WHAT YOU ARE ASKED TO DO: Omit every picture while repeating the entries exactly.

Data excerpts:
******************************
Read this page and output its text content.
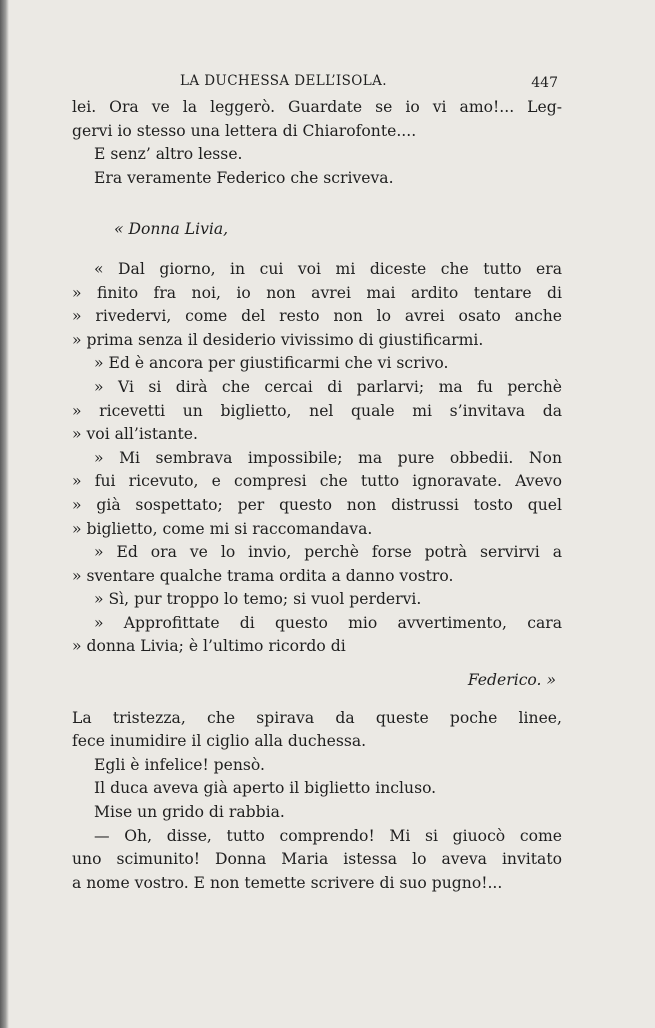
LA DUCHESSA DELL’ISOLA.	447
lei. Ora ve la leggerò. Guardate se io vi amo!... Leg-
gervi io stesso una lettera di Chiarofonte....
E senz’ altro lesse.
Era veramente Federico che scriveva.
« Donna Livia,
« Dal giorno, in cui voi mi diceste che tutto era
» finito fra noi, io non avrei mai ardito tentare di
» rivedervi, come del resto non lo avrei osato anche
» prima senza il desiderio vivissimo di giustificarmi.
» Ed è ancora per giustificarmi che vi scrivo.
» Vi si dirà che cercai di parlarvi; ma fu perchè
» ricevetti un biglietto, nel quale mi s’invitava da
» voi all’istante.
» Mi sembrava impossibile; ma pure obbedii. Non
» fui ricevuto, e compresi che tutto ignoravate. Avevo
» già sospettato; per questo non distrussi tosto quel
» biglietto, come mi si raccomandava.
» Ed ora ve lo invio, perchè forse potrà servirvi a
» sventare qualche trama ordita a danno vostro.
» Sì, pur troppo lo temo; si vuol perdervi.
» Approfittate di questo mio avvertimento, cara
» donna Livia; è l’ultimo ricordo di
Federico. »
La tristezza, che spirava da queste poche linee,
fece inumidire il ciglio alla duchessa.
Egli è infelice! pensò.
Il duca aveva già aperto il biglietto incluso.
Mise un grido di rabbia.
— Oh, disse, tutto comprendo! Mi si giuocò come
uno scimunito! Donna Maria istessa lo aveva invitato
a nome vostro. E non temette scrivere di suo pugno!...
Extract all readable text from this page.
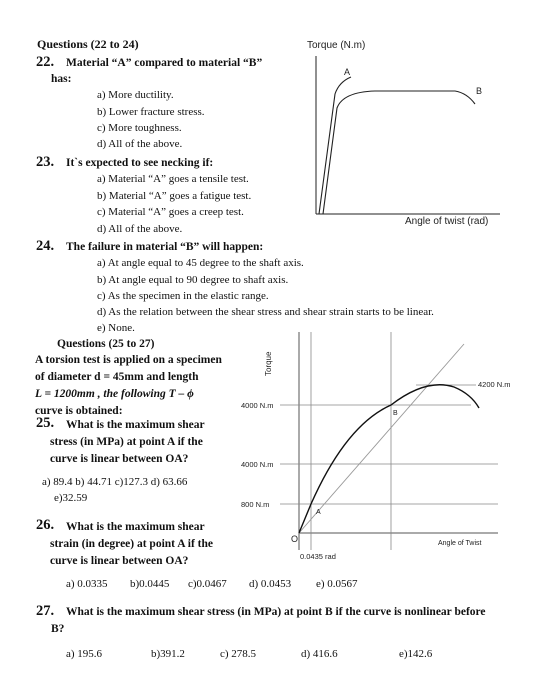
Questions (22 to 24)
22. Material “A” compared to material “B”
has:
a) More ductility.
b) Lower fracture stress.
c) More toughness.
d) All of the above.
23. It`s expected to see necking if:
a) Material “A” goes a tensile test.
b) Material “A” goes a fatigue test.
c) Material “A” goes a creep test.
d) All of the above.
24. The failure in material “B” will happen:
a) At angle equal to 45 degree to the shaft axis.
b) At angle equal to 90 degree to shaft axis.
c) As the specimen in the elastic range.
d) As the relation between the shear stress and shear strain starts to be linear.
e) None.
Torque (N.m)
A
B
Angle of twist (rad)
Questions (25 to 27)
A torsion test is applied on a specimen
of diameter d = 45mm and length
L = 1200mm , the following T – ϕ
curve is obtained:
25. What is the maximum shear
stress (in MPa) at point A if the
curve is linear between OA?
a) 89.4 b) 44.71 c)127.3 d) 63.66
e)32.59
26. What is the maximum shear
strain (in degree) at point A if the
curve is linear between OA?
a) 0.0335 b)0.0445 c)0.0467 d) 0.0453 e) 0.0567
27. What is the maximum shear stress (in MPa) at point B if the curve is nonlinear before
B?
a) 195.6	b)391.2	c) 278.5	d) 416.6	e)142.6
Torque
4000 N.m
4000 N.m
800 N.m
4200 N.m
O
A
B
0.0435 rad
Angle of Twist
******************************
EXERCISE SOLUTION:
Read this page and output its text content.
LA DUCHESSA DELL’ISOLA.	447
lei. Ora ve la leggerò. Guardate se io vi amo!... Leg-
gervi io stesso una lettera di Chiarofonte....
E senz’ altro lesse.
Era veramente Federico che scriveva.
« Donna Livia,
« Dal giorno, in cui voi mi diceste che tutto era
» finito fra noi, io non avrei mai ardito tentare di
» rivedervi, come del resto non lo avrei osato anche
» prima senza il desiderio vivissimo di giustificarmi.
» Ed è ancora per giustificarmi che vi scrivo.
» Vi si dirà che cercai di parlarvi; ma fu perchè
» ricevetti un biglietto, nel quale mi s’invitava da
» voi all’istante.
» Mi sembrava impossibile; ma pure obbedii. Non
» fui ricevuto, e compresi che tutto ignoravate. Avevo
» già sospettato; per questo non distrussi tosto quel
» biglietto, come mi si raccomandava.
» Ed ora ve lo invio, perchè forse potrà servirvi a
» sventare qualche trama ordita a danno vostro.
» Sì, pur troppo lo temo; si vuol perdervi.
» Approfittate di questo mio avvertimento, cara
» donna Livia; è l’ultimo ricordo di
Federico. »
La tristezza, che spirava da queste poche linee,
fece inumidire il ciglio alla duchessa.
Egli è infelice! pensò.
Il duca aveva già aperto il biglietto incluso.
Mise un grido di rabbia.
— Oh, disse, tutto comprendo! Mi si giuocò come
uno scimunito! Donna Maria istessa lo aveva invitato
a nome vostro. E non temette scrivere di suo pugno!...
Extract all readable text from this page.
Questions (22 to 24)
22. Material “A” compared to material “B”
has:
a) More ductility.
b) Lower fracture stress.
c) More toughness.
d) All of the above.
23. It`s expected to see necking if:
a) Material “A” goes a tensile test.
b) Material “A” goes a fatigue test.
c) Material “A” goes a creep test.
d) All of the above.
24. The failure in material “B” will happen:
a) At angle equal to 45 degree to the shaft axis.
b) At angle equal to 90 degree to shaft axis.
c) As the specimen in the elastic range.
d) As the relation between the shear stress and shear strain starts to be linear.
e) None.
Torque (N.m)
A
B
Angle of twist (rad)
Questions (25 to 27)
A torsion test is applied on a specimen
of diameter d = 45mm and length
L = 1200mm , the following T – ϕ
curve is obtained:
25. What is the maximum shear
stress (in MPa) at point A if the
curve is linear between OA?
a) 89.4 b) 44.71 c)127.3 d) 63.66
e)32.59
26. What is the maximum shear
strain (in degree) at point A if the
curve is linear between OA?
a) 0.0335 b)0.0445 c)0.0467 d) 0.0453 e) 0.0567
27. What is the maximum shear stress (in MPa) at point B if the curve is nonlinear before
B?
a) 195.6	b)391.2	c) 278.5	d) 416.6	e)142.6
Torque
4000 N.m
4000 N.m
800 N.m
4200 N.m
O
A
B
0.0435 rad
Angle of Twist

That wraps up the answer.